■ Record set ■
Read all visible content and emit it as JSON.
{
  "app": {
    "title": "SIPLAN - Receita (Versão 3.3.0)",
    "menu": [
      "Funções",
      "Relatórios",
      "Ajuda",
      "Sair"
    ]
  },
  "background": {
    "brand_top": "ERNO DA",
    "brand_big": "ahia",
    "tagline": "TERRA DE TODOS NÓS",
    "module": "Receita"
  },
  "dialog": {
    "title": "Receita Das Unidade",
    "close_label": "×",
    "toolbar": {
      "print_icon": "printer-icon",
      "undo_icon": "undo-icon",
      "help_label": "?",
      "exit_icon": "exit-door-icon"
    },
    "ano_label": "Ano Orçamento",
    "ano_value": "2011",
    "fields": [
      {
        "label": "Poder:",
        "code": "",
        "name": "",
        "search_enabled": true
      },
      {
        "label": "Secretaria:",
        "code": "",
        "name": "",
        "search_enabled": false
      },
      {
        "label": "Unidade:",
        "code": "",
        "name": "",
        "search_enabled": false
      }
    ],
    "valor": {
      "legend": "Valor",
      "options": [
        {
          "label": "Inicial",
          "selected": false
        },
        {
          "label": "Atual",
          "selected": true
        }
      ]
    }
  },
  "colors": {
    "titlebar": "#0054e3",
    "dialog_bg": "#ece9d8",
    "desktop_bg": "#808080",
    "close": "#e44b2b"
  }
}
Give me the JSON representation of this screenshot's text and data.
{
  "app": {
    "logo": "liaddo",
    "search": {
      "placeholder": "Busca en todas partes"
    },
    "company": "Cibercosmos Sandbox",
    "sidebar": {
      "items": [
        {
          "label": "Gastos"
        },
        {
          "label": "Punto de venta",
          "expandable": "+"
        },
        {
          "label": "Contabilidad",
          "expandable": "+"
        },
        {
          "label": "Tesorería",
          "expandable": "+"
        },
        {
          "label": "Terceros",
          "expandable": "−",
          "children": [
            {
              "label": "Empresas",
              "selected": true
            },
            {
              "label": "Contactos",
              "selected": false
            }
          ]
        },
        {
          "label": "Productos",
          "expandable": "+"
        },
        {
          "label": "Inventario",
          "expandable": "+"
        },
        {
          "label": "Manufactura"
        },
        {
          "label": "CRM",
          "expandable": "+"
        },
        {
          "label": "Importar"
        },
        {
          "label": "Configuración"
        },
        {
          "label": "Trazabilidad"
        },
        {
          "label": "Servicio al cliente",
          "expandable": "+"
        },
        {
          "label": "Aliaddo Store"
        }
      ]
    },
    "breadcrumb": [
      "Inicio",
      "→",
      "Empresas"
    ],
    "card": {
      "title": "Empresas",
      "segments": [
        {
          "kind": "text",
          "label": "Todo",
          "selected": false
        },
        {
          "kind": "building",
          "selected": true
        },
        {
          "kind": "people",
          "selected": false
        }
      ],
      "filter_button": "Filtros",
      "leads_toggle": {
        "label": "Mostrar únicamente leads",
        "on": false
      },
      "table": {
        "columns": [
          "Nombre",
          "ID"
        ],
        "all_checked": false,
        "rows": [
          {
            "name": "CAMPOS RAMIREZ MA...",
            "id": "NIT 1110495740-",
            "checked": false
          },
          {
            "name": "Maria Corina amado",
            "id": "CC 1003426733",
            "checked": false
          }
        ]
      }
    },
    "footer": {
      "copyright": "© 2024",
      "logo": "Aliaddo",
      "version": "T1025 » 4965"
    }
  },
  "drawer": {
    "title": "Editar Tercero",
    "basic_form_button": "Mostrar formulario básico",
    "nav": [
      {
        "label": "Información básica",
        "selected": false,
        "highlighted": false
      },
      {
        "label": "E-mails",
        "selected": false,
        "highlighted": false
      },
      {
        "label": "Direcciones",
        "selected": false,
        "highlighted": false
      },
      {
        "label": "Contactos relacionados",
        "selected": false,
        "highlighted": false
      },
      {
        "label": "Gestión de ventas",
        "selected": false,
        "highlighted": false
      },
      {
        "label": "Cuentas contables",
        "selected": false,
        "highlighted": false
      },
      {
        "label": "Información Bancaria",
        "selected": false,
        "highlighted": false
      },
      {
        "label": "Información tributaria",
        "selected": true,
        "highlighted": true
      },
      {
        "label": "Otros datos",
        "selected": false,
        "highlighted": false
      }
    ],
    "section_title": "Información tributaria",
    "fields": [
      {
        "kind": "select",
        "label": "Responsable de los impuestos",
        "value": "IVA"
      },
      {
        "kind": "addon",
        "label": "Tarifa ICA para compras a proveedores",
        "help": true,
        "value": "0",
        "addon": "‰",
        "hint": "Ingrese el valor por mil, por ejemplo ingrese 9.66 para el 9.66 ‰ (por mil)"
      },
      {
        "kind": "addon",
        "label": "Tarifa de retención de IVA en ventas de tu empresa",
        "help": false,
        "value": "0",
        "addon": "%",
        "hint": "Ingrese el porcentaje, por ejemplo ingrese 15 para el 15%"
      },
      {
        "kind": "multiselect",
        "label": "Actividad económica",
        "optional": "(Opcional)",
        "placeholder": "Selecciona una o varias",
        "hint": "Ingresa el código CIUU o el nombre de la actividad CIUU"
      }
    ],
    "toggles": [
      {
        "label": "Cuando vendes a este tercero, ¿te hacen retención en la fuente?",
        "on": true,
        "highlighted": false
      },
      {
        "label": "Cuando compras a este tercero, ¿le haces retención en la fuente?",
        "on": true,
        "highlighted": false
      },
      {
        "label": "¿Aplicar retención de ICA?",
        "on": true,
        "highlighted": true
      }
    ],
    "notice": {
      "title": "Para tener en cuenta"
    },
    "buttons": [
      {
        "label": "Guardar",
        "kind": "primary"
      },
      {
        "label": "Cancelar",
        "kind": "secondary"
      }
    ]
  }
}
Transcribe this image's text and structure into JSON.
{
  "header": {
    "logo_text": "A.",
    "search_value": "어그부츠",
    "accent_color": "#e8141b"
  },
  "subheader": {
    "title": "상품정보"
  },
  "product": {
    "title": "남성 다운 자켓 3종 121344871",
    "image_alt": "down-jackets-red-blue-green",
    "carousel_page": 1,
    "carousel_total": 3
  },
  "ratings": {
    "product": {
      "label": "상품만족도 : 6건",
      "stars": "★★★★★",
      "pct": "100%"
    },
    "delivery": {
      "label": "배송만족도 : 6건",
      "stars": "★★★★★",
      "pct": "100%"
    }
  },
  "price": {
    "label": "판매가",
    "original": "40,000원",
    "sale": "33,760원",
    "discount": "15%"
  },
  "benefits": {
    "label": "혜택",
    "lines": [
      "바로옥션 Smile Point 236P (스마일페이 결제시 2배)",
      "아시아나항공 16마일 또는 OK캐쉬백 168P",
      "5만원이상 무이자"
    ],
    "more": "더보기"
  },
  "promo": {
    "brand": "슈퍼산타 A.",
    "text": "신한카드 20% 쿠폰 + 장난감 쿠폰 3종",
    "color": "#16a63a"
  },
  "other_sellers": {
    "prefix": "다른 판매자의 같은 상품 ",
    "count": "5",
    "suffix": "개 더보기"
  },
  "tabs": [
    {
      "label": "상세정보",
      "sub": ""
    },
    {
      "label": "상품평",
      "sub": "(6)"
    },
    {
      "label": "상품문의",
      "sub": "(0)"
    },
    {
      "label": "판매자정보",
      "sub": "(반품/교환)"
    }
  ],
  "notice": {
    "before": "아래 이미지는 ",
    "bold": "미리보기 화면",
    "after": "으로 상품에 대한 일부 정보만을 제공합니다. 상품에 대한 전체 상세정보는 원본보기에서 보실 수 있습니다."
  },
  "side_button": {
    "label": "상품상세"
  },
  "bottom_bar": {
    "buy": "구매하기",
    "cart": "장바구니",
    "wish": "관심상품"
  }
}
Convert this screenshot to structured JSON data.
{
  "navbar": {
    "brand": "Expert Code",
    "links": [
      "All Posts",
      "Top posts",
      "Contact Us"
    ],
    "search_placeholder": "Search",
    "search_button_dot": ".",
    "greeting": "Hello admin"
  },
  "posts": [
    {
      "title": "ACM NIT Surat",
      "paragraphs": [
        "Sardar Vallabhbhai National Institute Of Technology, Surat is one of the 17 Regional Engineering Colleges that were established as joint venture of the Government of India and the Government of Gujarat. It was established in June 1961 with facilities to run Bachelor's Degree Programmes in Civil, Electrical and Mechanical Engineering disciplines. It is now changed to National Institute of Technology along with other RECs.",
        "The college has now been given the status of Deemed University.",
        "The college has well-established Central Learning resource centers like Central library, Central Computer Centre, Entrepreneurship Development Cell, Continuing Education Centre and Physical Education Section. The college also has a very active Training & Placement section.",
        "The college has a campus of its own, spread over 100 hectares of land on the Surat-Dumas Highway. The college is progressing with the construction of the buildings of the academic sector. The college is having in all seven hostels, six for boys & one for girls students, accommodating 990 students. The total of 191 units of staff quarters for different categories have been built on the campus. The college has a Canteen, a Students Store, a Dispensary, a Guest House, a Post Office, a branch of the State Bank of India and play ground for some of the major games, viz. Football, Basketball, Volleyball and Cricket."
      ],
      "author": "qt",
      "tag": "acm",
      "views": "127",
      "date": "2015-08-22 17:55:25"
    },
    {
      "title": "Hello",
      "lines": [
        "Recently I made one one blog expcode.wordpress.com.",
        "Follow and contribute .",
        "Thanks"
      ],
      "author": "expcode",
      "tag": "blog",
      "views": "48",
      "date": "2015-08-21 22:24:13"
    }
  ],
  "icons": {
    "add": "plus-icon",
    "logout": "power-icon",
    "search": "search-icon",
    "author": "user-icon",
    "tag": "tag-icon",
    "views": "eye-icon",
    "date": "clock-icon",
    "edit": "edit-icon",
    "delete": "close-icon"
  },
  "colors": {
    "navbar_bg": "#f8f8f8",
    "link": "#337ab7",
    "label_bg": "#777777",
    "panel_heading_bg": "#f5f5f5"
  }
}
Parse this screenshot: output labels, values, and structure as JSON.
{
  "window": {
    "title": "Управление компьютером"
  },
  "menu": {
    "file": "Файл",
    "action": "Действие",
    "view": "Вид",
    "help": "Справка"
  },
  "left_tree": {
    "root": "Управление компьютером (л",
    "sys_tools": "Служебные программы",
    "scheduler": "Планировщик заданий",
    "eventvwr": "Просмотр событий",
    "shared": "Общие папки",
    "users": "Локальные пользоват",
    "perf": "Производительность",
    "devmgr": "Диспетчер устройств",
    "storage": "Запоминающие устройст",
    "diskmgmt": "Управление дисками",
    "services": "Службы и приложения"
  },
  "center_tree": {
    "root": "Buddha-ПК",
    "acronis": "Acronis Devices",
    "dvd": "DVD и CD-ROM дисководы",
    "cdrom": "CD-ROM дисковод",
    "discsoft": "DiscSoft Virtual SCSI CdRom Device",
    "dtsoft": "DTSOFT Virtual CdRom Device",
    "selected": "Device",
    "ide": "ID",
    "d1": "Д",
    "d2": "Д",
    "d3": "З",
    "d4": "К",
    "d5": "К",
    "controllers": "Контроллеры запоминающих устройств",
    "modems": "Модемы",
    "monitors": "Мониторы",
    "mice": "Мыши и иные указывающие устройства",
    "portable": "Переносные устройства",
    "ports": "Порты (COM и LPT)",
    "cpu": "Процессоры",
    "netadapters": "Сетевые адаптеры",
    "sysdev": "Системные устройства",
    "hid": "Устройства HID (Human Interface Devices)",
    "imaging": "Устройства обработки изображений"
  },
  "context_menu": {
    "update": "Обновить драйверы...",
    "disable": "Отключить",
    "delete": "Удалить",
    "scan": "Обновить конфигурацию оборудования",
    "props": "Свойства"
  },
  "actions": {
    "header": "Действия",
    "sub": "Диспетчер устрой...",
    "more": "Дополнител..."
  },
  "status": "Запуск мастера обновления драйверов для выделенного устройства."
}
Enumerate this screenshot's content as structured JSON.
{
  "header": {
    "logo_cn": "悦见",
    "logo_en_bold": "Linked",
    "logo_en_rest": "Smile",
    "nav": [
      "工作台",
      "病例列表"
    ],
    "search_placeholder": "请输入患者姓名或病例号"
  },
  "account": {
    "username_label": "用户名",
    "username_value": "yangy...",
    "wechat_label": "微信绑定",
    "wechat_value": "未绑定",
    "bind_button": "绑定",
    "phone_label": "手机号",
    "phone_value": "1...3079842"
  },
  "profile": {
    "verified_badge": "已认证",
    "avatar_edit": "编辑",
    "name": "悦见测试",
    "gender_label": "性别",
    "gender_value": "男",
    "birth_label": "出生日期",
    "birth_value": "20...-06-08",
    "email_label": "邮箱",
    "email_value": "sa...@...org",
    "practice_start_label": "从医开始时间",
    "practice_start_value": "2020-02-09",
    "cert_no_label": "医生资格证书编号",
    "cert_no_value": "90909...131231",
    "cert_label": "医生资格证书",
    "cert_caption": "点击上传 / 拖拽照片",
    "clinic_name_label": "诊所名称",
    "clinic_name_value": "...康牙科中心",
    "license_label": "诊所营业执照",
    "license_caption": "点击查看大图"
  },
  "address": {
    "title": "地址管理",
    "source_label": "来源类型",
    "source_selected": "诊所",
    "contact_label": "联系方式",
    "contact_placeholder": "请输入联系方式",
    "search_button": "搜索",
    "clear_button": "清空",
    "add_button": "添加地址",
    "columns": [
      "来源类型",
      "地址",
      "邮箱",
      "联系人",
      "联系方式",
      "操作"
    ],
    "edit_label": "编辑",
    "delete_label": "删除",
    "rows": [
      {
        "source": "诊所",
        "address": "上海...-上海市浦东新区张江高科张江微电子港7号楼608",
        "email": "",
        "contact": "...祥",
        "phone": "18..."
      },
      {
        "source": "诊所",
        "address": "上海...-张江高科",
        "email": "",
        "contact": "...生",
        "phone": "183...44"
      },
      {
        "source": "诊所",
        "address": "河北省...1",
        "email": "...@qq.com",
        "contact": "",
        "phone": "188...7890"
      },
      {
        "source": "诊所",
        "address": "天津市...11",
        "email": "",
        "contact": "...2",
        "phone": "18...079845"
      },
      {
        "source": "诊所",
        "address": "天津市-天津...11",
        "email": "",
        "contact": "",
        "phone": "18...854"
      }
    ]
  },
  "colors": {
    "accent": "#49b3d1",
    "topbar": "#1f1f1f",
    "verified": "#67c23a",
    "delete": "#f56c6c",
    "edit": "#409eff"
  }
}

■ Goal ■
Reply with the number of lines in the data that include the string "root" and nothing else.

■ Exercise output ■
2